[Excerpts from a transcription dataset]
-=-=-
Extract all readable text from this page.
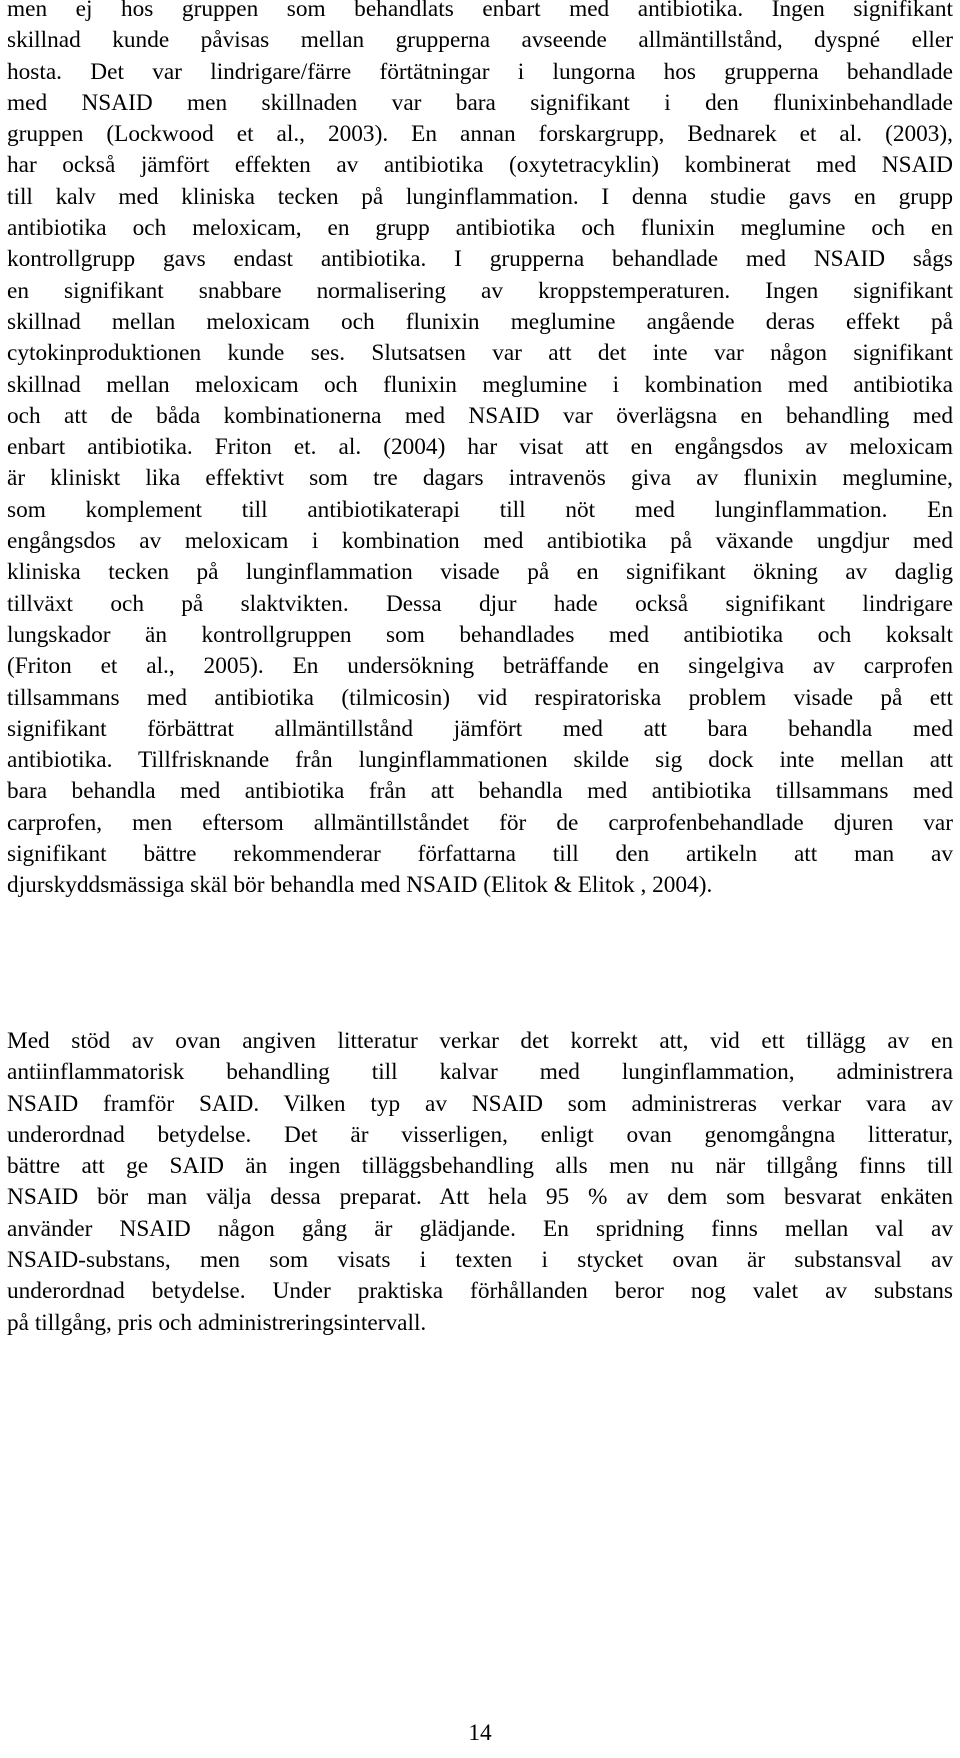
men ej hos gruppen som behandlats enbart med antibiotika. Ingen signifikant
skillnad kunde påvisas mellan grupperna avseende allmäntillstånd, dyspné eller
hosta. Det var lindrigare/färre förtätningar i lungorna hos grupperna behandlade
med NSAID men skillnaden var bara signifikant i den flunixinbehandlade
gruppen (Lockwood et al., 2003). En annan forskargrupp, Bednarek et al. (2003),
har också jämfört effekten av antibiotika (oxytetracyklin) kombinerat med NSAID
till kalv med kliniska tecken på lunginflammation. I denna studie gavs en grupp
antibiotika och meloxicam, en grupp antibiotika och flunixin meglumine och en
kontrollgrupp gavs endast antibiotika. I grupperna behandlade med NSAID sågs
en signifikant snabbare normalisering av kroppstemperaturen. Ingen signifikant
skillnad mellan meloxicam och flunixin meglumine angående deras effekt på
cytokinproduktionen kunde ses. Slutsatsen var att det inte var någon signifikant
skillnad mellan meloxicam och flunixin meglumine i kombination med antibiotika
och att de båda kombinationerna med NSAID var överlägsna en behandling med
enbart antibiotika. Friton et. al. (2004) har visat att en engångsdos av meloxicam
är kliniskt lika effektivt som tre dagars intravenös giva av flunixin meglumine,
som komplement till antibiotikaterapi till nöt med lunginflammation. En
engångsdos av meloxicam i kombination med antibiotika på växande ungdjur med
kliniska tecken på lunginflammation visade på en signifikant ökning av daglig
tillväxt och på slaktvikten. Dessa djur hade också signifikant lindrigare
lungskador än kontrollgruppen som behandlades med antibiotika och koksalt
(Friton et al., 2005). En undersökning beträffande en singelgiva av carprofen
tillsammans med antibiotika (tilmicosin) vid respiratoriska problem visade på ett
signifikant förbättrat allmäntillstånd jämfört med att bara behandla med
antibiotika. Tillfrisknande från lunginflammationen skilde sig dock inte mellan att
bara behandla med antibiotika från att behandla med antibiotika tillsammans med
carprofen, men eftersom allmäntillståndet för de carprofenbehandlade djuren var
signifikant bättre rekommenderar författarna till den artikeln att man av
djurskyddsmässiga skäl bör behandla med NSAID (Elitok & Elitok , 2004).
Med stöd av ovan angiven litteratur verkar det korrekt att, vid ett tillägg av en
antiinflammatorisk behandling till kalvar med lunginflammation, administrera
NSAID framför SAID. Vilken typ av NSAID som administreras verkar vara av
underordnad betydelse. Det är visserligen, enligt ovan genomgångna litteratur,
bättre att ge SAID än ingen tilläggsbehandling alls men nu när tillgång finns till
NSAID bör man välja dessa preparat. Att hela 95 % av dem som besvarat enkäten
använder NSAID någon gång är glädjande. En spridning finns mellan val av
NSAID-substans, men som visats i texten i stycket ovan är substansval av
underordnad betydelse. Under praktiska förhållanden beror nog valet av substans
på tillgång, pris och administreringsintervall.
14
-=-=-
**TASK INSTRUCTIONS**. Write the entries above out in full, exactly, with no images.

**SOLUTION BELOW**.
Extract all readable text from this page.
men ej hos gruppen som behandlats enbart med antibiotika. Ingen signifikant
skillnad kunde påvisas mellan grupperna avseende allmäntillstånd, dyspné eller
hosta. Det var lindrigare/färre förtätningar i lungorna hos grupperna behandlade
med NSAID men skillnaden var bara signifikant i den flunixinbehandlade
gruppen (Lockwood et al., 2003). En annan forskargrupp, Bednarek et al. (2003),
har också jämfört effekten av antibiotika (oxytetracyklin) kombinerat med NSAID
till kalv med kliniska tecken på lunginflammation. I denna studie gavs en grupp
antibiotika och meloxicam, en grupp antibiotika och flunixin meglumine och en
kontrollgrupp gavs endast antibiotika. I grupperna behandlade med NSAID sågs
en signifikant snabbare normalisering av kroppstemperaturen. Ingen signifikant
skillnad mellan meloxicam och flunixin meglumine angående deras effekt på
cytokinproduktionen kunde ses. Slutsatsen var att det inte var någon signifikant
skillnad mellan meloxicam och flunixin meglumine i kombination med antibiotika
och att de båda kombinationerna med NSAID var överlägsna en behandling med
enbart antibiotika. Friton et. al. (2004) har visat att en engångsdos av meloxicam
är kliniskt lika effektivt som tre dagars intravenös giva av flunixin meglumine,
som komplement till antibiotikaterapi till nöt med lunginflammation. En
engångsdos av meloxicam i kombination med antibiotika på växande ungdjur med
kliniska tecken på lunginflammation visade på en signifikant ökning av daglig
tillväxt och på slaktvikten. Dessa djur hade också signifikant lindrigare
lungskador än kontrollgruppen som behandlades med antibiotika och koksalt
(Friton et al., 2005). En undersökning beträffande en singelgiva av carprofen
tillsammans med antibiotika (tilmicosin) vid respiratoriska problem visade på ett
signifikant förbättrat allmäntillstånd jämfört med att bara behandla med
antibiotika. Tillfrisknande från lunginflammationen skilde sig dock inte mellan att
bara behandla med antibiotika från att behandla med antibiotika tillsammans med
carprofen, men eftersom allmäntillståndet för de carprofenbehandlade djuren var
signifikant bättre rekommenderar författarna till den artikeln att man av
djurskyddsmässiga skäl bör behandla med NSAID (Elitok & Elitok , 2004).
Med stöd av ovan angiven litteratur verkar det korrekt att, vid ett tillägg av en
antiinflammatorisk behandling till kalvar med lunginflammation, administrera
NSAID framför SAID. Vilken typ av NSAID som administreras verkar vara av
underordnad betydelse. Det är visserligen, enligt ovan genomgångna litteratur,
bättre att ge SAID än ingen tilläggsbehandling alls men nu när tillgång finns till
NSAID bör man välja dessa preparat. Att hela 95 % av dem som besvarat enkäten
använder NSAID någon gång är glädjande. En spridning finns mellan val av
NSAID-substans, men som visats i texten i stycket ovan är substansval av
underordnad betydelse. Under praktiska förhållanden beror nog valet av substans
på tillgång, pris och administreringsintervall.
14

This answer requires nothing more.